(Items from a figure collection)
* BEGIN *
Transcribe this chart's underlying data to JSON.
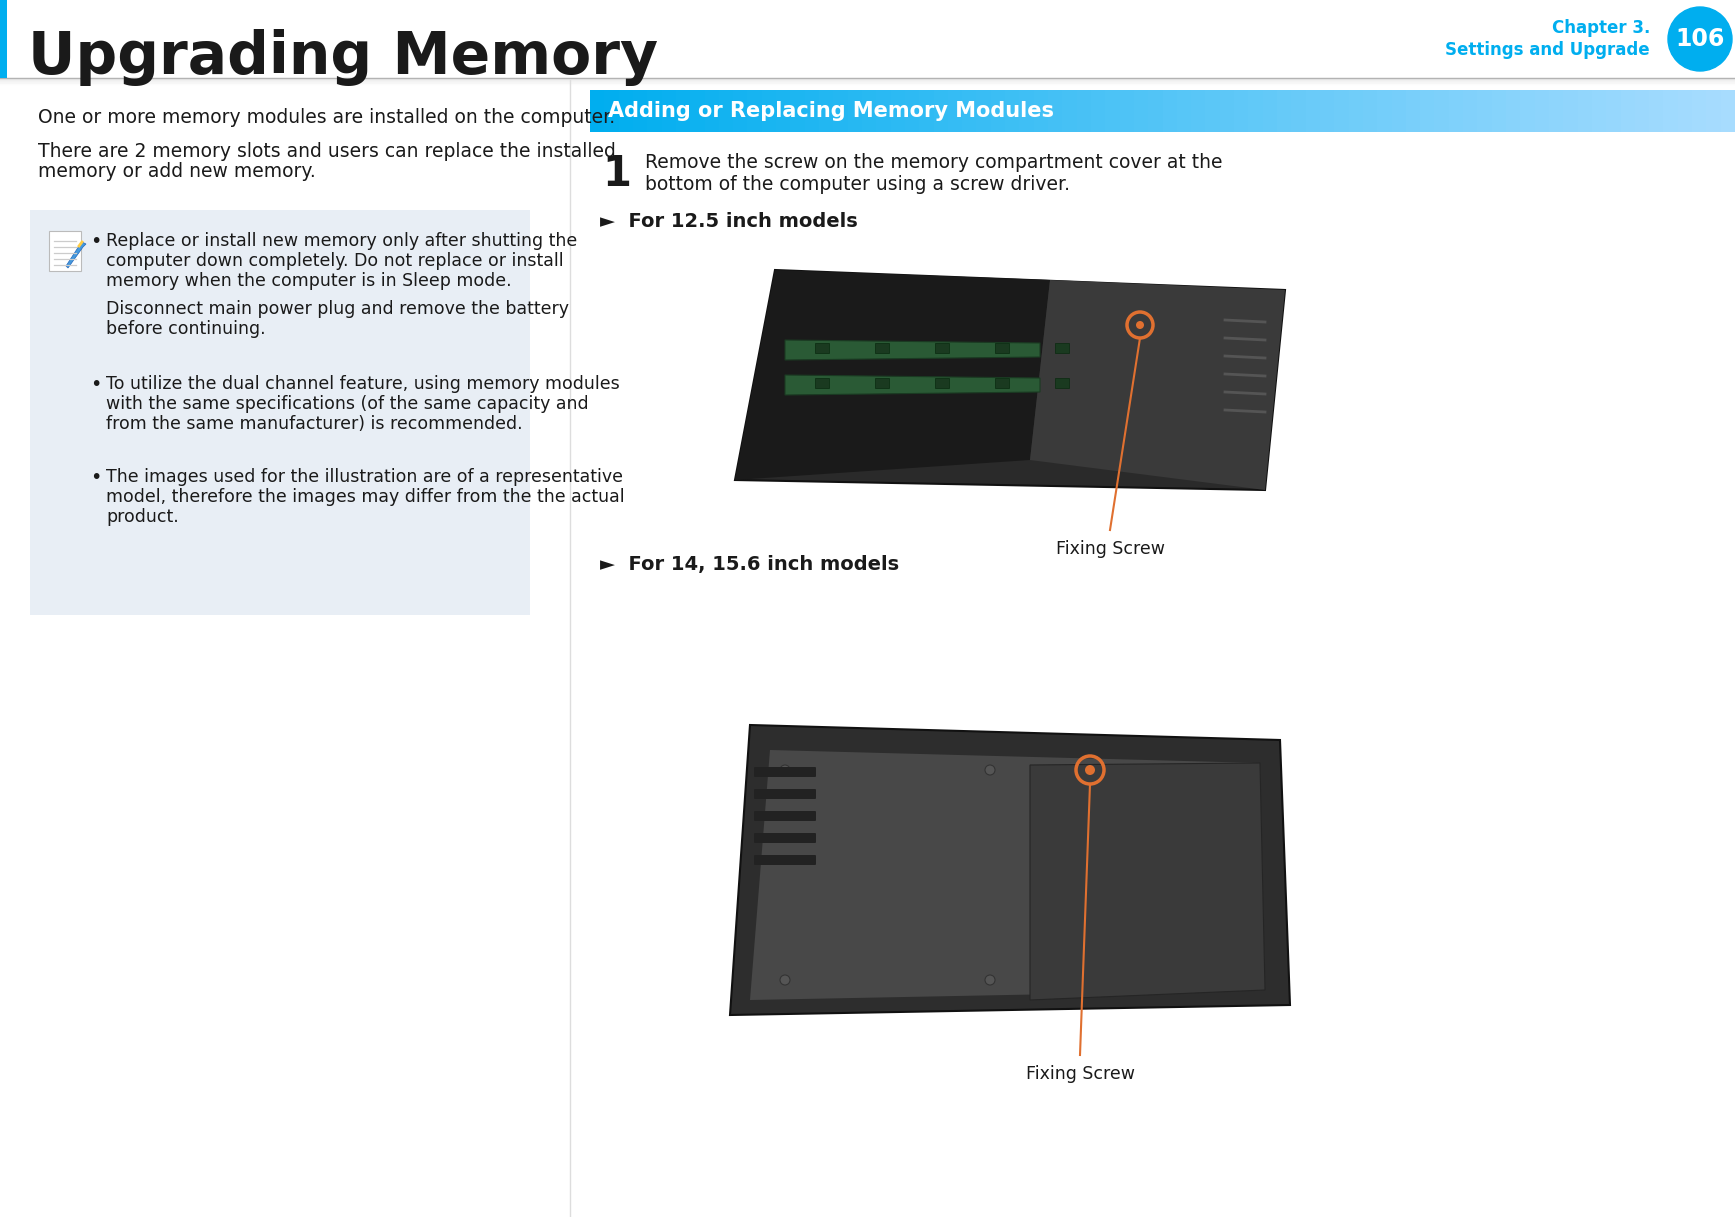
{
  "page_title": "Upgrading Memory",
  "chapter_line1": "Chapter 3.",
  "chapter_line2": "Settings and Upgrade",
  "page_number": "106",
  "cyan_color": "#00AEEF",
  "background_color": "#FFFFFF",
  "text_color": "#1a1a1a",
  "note_bg_color": "#E8EEF5",
  "orange_color": "#E07030",
  "gray_line_color": "#CCCCCC",
  "para1": "One or more memory modules are installed on the computer.",
  "para2_l1": "There are 2 memory slots and users can replace the installed",
  "para2_l2": "memory or add new memory.",
  "b1_l1": "Replace or install new memory only after shutting the",
  "b1_l2": "computer down completely. Do not replace or install",
  "b1_l3": "memory when the computer is in Sleep mode.",
  "b1_l4": "Disconnect main power plug and remove the battery",
  "b1_l5": "before continuing.",
  "b2_l1": "To utilize the dual channel feature, using memory modules",
  "b2_l2": "with the same specifications (of the same capacity and",
  "b2_l3": "from the same manufacturer) is recommended.",
  "b3_l1": "The images used for the illustration are of a representative",
  "b3_l2": "model, therefore the images may differ from the the actual",
  "b3_l3": "product.",
  "section_header": "Adding or Replacing Memory Modules",
  "step1_num": "1",
  "step1_l1": "Remove the screw on the memory compartment cover at the",
  "step1_l2": "bottom of the computer using a screw driver.",
  "model1_label": "►  For 12.5 inch models",
  "model2_label": "►  For 14, 15.6 inch models",
  "fixing_screw": "Fixing Screw"
}
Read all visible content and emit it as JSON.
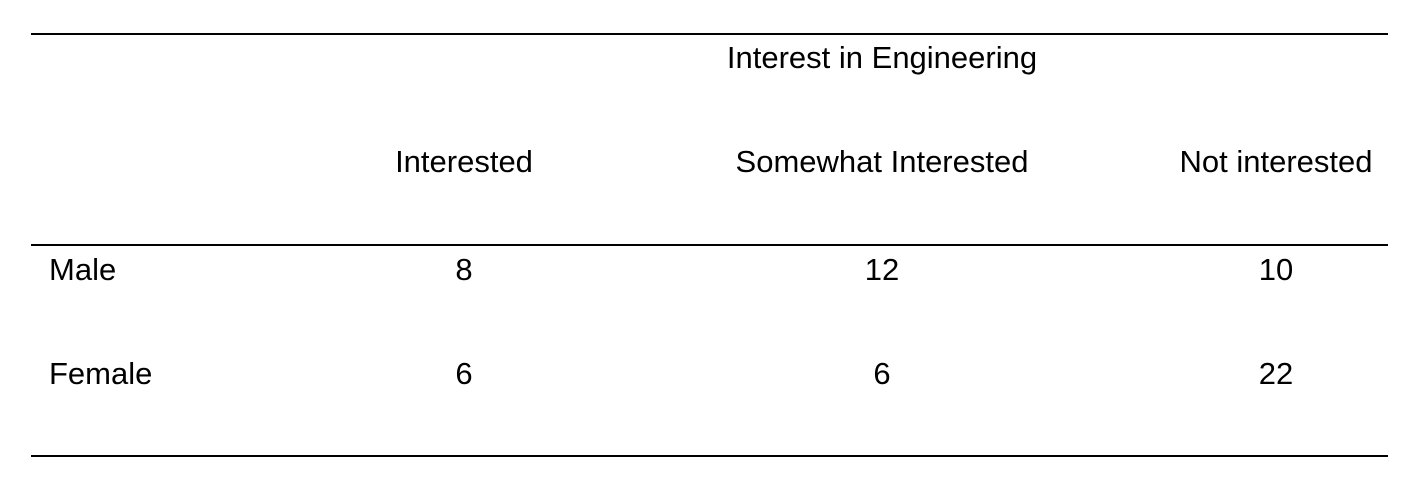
{
  "table": {
    "spanner": "Interest in Engineering",
    "columns": [
      "Interested",
      "Somewhat Interested",
      "Not interested"
    ],
    "rows": [
      {
        "label": "Male",
        "values": [
          "8",
          "12",
          "10"
        ]
      },
      {
        "label": "Female",
        "values": [
          "6",
          "6",
          "22"
        ]
      }
    ]
  }
}
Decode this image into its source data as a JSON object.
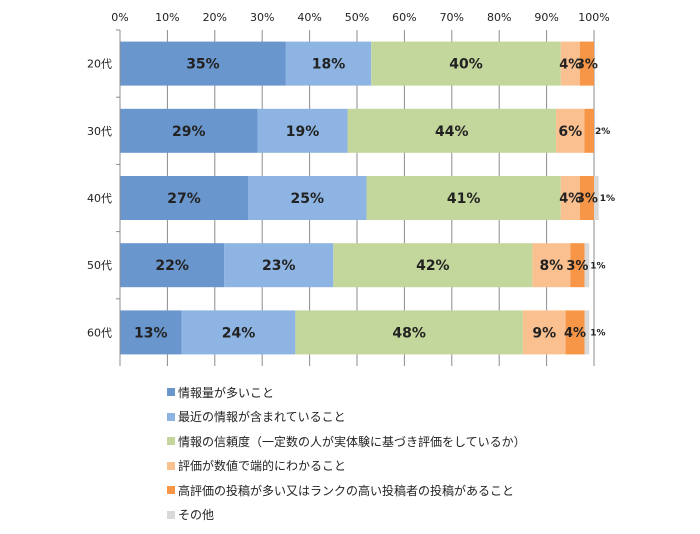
{
  "chart_data": {
    "type": "bar",
    "orientation": "horizontal",
    "stacked": true,
    "percent": true,
    "categories": [
      "20代",
      "30代",
      "40代",
      "50代",
      "60代"
    ],
    "x_ticks": [
      "0%",
      "10%",
      "20%",
      "30%",
      "40%",
      "50%",
      "60%",
      "70%",
      "80%",
      "90%",
      "100%"
    ],
    "xlim": [
      0,
      100
    ],
    "grid": "vertical",
    "legend_position": "bottom",
    "series": [
      {
        "name": "情報量が多いこと",
        "color": "#6a96ce",
        "values": [
          35,
          29,
          27,
          22,
          13
        ],
        "labels": [
          "35%",
          "29%",
          "27%",
          "22%",
          "13%"
        ]
      },
      {
        "name": "最近の情報が含まれていること",
        "color": "#8db4e2",
        "values": [
          18,
          19,
          25,
          23,
          24
        ],
        "labels": [
          "18%",
          "19%",
          "25%",
          "23%",
          "24%"
        ]
      },
      {
        "name": "情報の信頼度（一定数の人が実体験に基づき評価をしているか）",
        "color": "#c3d69b",
        "values": [
          40,
          44,
          41,
          42,
          48
        ],
        "labels": [
          "40%",
          "44%",
          "41%",
          "42%",
          "48%"
        ]
      },
      {
        "name": "評価が数値で端的にわかること",
        "color": "#fac090",
        "values": [
          4,
          6,
          4,
          8,
          9
        ],
        "labels": [
          "4%",
          "6%",
          "4%",
          "8%",
          "9%"
        ]
      },
      {
        "name": "高評価の投稿が多い又はランクの高い投稿者の投稿があること",
        "color": "#f79646",
        "values": [
          3,
          2,
          3,
          3,
          4
        ],
        "labels": [
          "3%",
          "2%",
          "3%",
          "3%",
          "4%"
        ]
      },
      {
        "name": "その他",
        "color": "#d9d9d9",
        "values": [
          0,
          0,
          1,
          1,
          1
        ],
        "labels": [
          "",
          "",
          "1%",
          "1%",
          "1%"
        ]
      }
    ]
  }
}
* END *
Your answer should be a single number: the count of lines containing the word "using".

■ Correct output
2